■ Problem to work on
Output the lines from the start of the items through the line containing "setting-label: Čas přestavení", inclusive, as a JSON list of strings with one string per line, omitting blank lines.

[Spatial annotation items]

___

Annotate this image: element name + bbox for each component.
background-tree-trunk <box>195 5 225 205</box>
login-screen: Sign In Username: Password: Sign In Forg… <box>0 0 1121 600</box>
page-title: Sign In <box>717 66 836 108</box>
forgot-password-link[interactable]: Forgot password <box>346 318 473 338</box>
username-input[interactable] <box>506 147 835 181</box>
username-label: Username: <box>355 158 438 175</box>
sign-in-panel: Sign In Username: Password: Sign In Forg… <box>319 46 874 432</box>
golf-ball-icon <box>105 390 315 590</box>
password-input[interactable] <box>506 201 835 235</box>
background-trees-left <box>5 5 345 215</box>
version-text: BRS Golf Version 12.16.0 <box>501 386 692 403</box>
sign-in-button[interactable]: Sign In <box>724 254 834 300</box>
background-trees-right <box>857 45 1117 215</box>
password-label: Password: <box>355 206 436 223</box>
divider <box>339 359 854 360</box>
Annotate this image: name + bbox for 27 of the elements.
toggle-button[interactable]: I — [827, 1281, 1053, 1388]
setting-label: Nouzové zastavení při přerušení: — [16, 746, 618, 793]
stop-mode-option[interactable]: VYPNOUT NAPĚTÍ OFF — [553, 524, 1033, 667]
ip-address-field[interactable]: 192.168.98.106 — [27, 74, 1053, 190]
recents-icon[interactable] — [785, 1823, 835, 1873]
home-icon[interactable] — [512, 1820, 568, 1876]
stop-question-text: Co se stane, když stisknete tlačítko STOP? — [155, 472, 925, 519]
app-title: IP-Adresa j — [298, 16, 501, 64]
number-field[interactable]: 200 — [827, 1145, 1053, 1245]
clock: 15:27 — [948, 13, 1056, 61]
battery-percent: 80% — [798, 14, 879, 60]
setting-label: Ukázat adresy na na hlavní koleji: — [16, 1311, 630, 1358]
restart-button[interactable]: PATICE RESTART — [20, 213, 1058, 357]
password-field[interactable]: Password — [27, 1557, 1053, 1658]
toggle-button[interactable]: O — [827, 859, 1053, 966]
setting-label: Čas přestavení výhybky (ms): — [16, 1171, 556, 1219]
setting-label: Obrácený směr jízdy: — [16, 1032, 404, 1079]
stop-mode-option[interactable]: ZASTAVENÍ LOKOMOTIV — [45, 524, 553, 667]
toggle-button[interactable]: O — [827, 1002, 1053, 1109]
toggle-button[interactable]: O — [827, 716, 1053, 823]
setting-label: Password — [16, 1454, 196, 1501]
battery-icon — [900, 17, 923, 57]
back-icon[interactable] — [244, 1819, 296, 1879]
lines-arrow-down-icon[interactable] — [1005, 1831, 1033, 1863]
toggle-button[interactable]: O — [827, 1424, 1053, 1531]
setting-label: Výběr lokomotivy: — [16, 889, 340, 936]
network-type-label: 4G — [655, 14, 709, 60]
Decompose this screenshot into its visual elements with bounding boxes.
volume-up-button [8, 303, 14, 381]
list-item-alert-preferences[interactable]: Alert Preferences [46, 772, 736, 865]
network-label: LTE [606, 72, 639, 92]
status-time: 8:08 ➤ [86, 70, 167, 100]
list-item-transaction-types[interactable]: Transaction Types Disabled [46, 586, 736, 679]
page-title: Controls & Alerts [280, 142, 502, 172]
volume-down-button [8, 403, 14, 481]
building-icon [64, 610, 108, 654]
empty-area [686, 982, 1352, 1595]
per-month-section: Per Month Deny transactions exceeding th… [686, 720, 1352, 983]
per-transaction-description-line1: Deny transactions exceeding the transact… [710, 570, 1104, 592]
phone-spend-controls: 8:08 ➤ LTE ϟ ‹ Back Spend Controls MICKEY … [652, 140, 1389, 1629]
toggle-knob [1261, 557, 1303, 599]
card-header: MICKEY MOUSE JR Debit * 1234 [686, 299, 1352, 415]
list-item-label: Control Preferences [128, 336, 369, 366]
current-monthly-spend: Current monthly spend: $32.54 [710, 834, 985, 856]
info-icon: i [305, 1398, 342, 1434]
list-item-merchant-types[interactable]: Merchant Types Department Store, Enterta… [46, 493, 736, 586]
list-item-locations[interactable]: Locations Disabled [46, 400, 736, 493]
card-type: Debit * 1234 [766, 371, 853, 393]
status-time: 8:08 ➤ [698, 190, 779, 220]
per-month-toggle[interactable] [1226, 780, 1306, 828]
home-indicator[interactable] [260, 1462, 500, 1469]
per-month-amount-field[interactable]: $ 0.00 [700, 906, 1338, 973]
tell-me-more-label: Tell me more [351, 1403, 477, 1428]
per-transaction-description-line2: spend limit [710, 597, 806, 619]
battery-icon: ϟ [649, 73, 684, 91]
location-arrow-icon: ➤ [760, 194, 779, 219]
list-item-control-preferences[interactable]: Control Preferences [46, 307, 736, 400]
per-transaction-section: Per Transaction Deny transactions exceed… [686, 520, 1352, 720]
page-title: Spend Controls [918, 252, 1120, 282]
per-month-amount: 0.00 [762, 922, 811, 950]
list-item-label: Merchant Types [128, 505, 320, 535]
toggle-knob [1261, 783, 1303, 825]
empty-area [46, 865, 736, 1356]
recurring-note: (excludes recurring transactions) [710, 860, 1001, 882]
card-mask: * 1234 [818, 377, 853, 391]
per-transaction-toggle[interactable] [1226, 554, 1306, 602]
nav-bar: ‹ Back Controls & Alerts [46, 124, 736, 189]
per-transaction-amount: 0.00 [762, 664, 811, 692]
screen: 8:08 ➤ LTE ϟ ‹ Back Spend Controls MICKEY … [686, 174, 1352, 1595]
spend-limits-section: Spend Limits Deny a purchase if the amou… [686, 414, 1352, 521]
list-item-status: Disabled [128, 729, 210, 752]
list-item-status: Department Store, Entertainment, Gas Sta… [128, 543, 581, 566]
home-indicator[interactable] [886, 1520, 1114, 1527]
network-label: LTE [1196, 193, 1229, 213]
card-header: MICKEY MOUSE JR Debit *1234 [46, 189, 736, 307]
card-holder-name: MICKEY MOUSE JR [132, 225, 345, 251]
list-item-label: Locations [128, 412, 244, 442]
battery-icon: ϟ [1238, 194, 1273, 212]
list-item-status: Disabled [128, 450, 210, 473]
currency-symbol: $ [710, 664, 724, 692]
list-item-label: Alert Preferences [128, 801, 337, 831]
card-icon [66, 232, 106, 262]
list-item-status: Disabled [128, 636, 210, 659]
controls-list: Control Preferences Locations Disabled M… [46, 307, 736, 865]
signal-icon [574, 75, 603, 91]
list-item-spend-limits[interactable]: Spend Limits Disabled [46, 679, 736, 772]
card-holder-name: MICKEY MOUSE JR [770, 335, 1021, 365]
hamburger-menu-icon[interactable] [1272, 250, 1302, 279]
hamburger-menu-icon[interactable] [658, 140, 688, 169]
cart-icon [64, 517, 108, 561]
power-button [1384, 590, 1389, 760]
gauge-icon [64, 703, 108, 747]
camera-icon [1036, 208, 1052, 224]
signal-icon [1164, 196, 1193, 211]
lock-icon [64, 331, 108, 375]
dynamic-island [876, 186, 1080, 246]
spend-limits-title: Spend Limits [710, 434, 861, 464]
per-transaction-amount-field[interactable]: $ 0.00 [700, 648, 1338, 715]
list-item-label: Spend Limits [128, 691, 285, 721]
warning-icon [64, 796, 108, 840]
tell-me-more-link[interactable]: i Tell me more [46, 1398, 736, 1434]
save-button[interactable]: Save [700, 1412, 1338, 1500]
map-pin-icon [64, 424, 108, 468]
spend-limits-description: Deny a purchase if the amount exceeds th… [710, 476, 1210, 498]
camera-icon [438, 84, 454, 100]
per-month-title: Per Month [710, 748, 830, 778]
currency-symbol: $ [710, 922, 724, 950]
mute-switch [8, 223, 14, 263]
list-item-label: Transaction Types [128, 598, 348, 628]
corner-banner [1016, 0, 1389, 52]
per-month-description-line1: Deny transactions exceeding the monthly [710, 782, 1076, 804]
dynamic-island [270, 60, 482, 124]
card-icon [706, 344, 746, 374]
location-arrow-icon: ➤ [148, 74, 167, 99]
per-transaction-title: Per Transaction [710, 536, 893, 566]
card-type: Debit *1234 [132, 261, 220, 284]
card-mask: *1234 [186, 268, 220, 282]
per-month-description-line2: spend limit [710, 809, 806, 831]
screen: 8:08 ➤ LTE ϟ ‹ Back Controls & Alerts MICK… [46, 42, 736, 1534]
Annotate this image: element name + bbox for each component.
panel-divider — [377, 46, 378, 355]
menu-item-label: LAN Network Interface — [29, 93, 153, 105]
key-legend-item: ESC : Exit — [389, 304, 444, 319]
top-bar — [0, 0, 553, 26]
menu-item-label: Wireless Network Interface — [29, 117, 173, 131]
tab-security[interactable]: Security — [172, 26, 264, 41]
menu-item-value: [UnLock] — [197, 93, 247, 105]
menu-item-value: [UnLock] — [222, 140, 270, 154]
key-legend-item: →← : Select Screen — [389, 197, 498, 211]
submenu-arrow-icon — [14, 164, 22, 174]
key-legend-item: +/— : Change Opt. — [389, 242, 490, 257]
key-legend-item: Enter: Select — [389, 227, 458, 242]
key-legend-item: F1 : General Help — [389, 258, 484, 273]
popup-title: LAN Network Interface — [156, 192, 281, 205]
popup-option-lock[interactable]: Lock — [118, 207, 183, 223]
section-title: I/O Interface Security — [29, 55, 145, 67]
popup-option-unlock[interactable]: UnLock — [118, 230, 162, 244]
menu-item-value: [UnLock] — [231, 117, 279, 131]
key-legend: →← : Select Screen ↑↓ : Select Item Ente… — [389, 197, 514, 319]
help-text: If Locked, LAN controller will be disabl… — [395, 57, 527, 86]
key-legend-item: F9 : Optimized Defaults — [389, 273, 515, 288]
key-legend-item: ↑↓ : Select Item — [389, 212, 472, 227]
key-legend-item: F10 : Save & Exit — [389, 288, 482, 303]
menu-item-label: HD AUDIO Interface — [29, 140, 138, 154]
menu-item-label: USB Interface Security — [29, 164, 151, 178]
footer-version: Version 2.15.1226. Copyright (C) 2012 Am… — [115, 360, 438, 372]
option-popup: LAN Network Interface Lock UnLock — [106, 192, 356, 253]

___

■ Exercise output
[
  "Annotate this image: element name + bbox for each component.",
  "background-tree-trunk <box>195 5 225 205</box>",
  "login-screen: Sign In Username: Password: Sign In Forg… <box>0 0 1121 600</box>",
  "page-title: Sign In <box>717 66 836 108</box>",
  "forgot-password-link[interactable]: Forgot password <box>346 318 473 338</box>",
  "username-input[interactable] <box>506 147 835 181</box>",
  "username-label: Username: <box>355 158 438 175</box>",
  "sign-in-panel: Sign In Username: Password: Sign In Forg… <box>319 46 874 432</box>",
  "golf-ball-icon <box>105 390 315 590</box>",
  "password-input[interactable] <box>506 201 835 235</box>",
  "background-trees-left <box>5 5 345 215</box>",
  "version-text: BRS Golf Version 12.16.0 <box>501 386 692 403</box>",
  "sign-in-button[interactable]: Sign In <box>724 254 834 300</box>",
  "background-trees-right <box>857 45 1117 215</box>",
  "password-label: Password: <box>355 206 436 223</box>",
  "divider <box>339 359 854 360</box>",
  "Annotate this image: name + bbox for 27 of the elements.",
  "toggle-button[interactable]: I — [827, 1281, 1053, 1388]",
  "setting-label: Nouzové zastavení při přerušení: — [16, 746, 618, 793]",
  "stop-mode-option[interactable]: VYPNOUT NAPĚTÍ OFF — [553, 524, 1033, 667]",
  "ip-address-field[interactable]: 192.168.98.106 — [27, 74, 1053, 190]",
  "recents-icon[interactable] — [785, 1823, 835, 1873]",
  "home-icon[interactable] — [512, 1820, 568, 1876]",
  "stop-question-text: Co se stane, když stisknete tlačítko STOP? — [155, 472, 925, 519]",
  "app-title: IP-Adresa j — [298, 16, 501, 64]",
  "number-field[interactable]: 200 — [827, 1145, 1053, 1245]",
  "clock: 15:27 — [948, 13, 1056, 61]",
  "battery-percent: 80% — [798, 14, 879, 60]",
  "setting-label: Ukázat adresy na na hlavní koleji: — [16, 1311, 630, 1358]",
  "restart-button[interactable]: PATICE RESTART — [20, 213, 1058, 357]",
  "password-field[interactable]: Password — [27, 1557, 1053, 1658]",
  "toggle-button[interactable]: O — [827, 859, 1053, 966]",
  "setting-label: Čas přestavení výhybky (ms): — [16, 1171, 556, 1219]"
]